Scan the data for "your" and copy the lines it appears in.

→ Data excerpts
━━━━━━━━━━━━━━━━━━━━

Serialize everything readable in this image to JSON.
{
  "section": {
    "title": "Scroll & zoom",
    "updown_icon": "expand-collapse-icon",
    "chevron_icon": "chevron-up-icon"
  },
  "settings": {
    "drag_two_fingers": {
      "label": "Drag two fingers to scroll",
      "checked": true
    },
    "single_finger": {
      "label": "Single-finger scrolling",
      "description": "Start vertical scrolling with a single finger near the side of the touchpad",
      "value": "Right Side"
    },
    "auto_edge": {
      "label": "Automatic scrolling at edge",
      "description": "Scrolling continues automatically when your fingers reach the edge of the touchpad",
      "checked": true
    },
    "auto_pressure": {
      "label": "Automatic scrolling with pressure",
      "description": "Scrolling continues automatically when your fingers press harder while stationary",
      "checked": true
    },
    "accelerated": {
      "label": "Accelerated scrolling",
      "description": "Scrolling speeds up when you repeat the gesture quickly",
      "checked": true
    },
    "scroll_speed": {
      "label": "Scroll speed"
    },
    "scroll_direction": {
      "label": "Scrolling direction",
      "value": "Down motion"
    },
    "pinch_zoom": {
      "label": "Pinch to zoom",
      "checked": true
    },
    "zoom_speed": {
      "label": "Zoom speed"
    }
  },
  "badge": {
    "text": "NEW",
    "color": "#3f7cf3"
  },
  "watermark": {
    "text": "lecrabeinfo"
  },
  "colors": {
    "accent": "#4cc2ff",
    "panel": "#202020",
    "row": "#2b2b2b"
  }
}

━━━━━━━━━━━━━━━━━━━━

→ Complete output
      "description": "Scrolling continues automatically when your fingers reach the edge of the touchpad",
      "description": "Scrolling continues automatically when your fingers press harder while stationary",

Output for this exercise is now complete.